Gather every line from the entries below that includes "label".

┌─ Input for this task

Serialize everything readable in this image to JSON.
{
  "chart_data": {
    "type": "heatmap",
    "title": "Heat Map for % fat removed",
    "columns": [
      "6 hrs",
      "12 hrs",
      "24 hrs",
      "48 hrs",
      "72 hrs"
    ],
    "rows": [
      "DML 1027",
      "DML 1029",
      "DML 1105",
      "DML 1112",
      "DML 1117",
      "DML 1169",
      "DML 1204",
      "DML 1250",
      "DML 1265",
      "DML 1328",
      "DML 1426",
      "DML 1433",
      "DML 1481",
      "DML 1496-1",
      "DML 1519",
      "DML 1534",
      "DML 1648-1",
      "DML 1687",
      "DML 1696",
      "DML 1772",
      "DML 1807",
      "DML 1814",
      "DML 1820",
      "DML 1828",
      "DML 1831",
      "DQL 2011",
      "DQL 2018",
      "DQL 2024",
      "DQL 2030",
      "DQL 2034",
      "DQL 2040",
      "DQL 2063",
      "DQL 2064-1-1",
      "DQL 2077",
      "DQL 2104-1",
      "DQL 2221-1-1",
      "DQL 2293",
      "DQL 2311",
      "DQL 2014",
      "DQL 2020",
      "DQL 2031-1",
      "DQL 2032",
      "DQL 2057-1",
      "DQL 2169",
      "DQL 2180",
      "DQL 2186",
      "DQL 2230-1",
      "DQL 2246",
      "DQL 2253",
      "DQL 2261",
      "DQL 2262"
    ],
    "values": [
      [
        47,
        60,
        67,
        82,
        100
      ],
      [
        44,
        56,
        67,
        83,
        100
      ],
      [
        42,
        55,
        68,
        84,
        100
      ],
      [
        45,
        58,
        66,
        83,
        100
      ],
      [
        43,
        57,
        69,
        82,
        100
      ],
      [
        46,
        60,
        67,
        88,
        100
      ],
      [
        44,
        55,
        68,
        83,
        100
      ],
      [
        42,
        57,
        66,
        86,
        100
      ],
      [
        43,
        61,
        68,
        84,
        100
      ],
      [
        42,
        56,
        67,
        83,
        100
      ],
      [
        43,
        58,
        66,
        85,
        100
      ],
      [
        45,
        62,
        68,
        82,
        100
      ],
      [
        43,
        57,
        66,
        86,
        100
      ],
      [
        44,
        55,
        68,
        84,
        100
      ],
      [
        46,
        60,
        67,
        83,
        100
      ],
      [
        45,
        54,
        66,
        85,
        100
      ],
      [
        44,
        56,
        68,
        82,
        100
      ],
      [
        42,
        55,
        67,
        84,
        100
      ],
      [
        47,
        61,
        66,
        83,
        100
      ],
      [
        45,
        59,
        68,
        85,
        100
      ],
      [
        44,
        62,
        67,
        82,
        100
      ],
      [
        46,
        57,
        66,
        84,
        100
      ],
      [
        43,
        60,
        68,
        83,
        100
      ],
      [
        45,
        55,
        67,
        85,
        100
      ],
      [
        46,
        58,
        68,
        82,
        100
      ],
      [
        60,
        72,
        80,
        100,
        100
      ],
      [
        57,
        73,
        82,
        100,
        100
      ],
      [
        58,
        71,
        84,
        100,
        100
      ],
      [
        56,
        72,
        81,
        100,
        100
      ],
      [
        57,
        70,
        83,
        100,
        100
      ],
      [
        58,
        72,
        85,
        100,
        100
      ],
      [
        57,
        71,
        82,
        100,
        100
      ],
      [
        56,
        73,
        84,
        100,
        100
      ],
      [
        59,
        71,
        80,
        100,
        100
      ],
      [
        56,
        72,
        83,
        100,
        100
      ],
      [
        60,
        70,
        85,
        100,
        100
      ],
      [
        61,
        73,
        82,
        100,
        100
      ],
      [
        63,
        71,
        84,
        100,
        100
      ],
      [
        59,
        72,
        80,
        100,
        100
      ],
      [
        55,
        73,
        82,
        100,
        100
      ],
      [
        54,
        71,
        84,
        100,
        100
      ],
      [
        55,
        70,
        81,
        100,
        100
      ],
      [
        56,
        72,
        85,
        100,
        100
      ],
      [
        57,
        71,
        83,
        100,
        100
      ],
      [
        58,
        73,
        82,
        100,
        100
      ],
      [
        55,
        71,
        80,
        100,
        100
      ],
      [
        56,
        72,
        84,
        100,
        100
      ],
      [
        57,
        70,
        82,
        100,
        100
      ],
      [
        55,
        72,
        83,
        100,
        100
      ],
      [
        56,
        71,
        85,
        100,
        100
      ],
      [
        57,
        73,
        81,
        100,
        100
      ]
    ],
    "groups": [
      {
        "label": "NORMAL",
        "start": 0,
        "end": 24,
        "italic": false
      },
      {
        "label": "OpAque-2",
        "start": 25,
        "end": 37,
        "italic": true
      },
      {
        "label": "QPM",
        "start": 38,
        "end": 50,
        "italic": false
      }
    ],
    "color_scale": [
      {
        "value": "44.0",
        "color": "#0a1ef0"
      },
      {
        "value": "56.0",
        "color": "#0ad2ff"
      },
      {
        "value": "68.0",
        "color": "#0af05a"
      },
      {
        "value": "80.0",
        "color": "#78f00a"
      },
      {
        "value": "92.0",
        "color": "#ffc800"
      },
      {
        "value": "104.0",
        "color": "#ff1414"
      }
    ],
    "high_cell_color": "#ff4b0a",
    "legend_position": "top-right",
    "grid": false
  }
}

└─

**Response to the exercise:**
        "label": "NORMAL",
        "label": "OpAque-2",
        "label": "QPM",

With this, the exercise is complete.